Provided information:
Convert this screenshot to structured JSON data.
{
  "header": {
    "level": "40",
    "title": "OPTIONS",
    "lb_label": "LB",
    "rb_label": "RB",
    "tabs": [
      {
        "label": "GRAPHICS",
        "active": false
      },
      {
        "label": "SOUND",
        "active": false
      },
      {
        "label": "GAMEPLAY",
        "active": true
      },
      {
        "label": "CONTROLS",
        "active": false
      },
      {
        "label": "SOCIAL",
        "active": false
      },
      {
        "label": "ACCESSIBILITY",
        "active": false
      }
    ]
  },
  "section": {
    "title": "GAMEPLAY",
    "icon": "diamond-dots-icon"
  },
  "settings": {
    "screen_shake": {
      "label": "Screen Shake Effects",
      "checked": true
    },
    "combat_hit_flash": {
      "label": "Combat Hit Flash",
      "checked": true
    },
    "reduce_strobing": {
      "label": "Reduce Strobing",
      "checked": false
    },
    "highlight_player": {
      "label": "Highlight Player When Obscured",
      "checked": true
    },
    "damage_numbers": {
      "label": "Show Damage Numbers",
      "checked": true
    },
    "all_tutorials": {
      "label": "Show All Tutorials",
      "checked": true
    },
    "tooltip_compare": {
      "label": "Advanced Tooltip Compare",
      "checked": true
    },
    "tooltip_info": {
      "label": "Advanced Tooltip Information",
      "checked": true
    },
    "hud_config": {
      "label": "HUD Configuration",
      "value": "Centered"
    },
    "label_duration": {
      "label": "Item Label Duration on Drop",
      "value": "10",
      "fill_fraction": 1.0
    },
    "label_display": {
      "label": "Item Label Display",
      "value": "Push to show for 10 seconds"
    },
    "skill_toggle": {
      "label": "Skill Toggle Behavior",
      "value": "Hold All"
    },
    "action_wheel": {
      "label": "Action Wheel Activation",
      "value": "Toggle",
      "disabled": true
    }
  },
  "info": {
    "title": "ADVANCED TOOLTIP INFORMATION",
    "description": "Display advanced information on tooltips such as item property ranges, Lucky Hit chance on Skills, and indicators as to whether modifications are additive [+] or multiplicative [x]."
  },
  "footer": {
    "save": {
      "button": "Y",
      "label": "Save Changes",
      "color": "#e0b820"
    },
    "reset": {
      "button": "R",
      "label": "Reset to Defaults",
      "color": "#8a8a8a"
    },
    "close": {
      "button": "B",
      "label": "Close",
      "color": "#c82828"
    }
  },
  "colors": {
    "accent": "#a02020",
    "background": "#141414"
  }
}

Request: Write out the material from the first line to the last, exactly.

Solution for this task:
Convert this screenshot to structured JSON data.
{
  "header": {
    "level": "40",
    "title": "OPTIONS",
    "lb_label": "LB",
    "rb_label": "RB",
    "tabs": [
      {
        "label": "GRAPHICS",
        "active": false
      },
      {
        "label": "SOUND",
        "active": false
      },
      {
        "label": "GAMEPLAY",
        "active": true
      },
      {
        "label": "CONTROLS",
        "active": false
      },
      {
        "label": "SOCIAL",
        "active": false
      },
      {
        "label": "ACCESSIBILITY",
        "active": false
      }
    ]
  },
  "section": {
    "title": "GAMEPLAY",
    "icon": "diamond-dots-icon"
  },
  "settings": {
    "screen_shake": {
      "label": "Screen Shake Effects",
      "checked": true
    },
    "combat_hit_flash": {
      "label": "Combat Hit Flash",
      "checked": true
    },
    "reduce_strobing": {
      "label": "Reduce Strobing",
      "checked": false
    },
    "highlight_player": {
      "label": "Highlight Player When Obscured",
      "checked": true
    },
    "damage_numbers": {
      "label": "Show Damage Numbers",
      "checked": true
    },
    "all_tutorials": {
      "label": "Show All Tutorials",
      "checked": true
    },
    "tooltip_compare": {
      "label": "Advanced Tooltip Compare",
      "checked": true
    },
    "tooltip_info": {
      "label": "Advanced Tooltip Information",
      "checked": true
    },
    "hud_config": {
      "label": "HUD Configuration",
      "value": "Centered"
    },
    "label_duration": {
      "label": "Item Label Duration on Drop",
      "value": "10",
      "fill_fraction": 1.0
    },
    "label_display": {
      "label": "Item Label Display",
      "value": "Push to show for 10 seconds"
    },
    "skill_toggle": {
      "label": "Skill Toggle Behavior",
      "value": "Hold All"
    },
    "action_wheel": {
      "label": "Action Wheel Activation",
      "value": "Toggle",
      "disabled": true
    }
  },
  "info": {
    "title": "ADVANCED TOOLTIP INFORMATION",
    "description": "Display advanced information on tooltips such as item property ranges, Lucky Hit chance on Skills, and indicators as to whether modifications are additive [+] or multiplicative [x]."
  },
  "footer": {
    "save": {
      "button": "Y",
      "label": "Save Changes",
      "color": "#e0b820"
    },
    "reset": {
      "button": "R",
      "label": "Reset to Defaults",
      "color": "#8a8a8a"
    },
    "close": {
      "button": "B",
      "label": "Close",
      "color": "#c82828"
    }
  },
  "colors": {
    "accent": "#a02020",
    "background": "#141414"
  }
}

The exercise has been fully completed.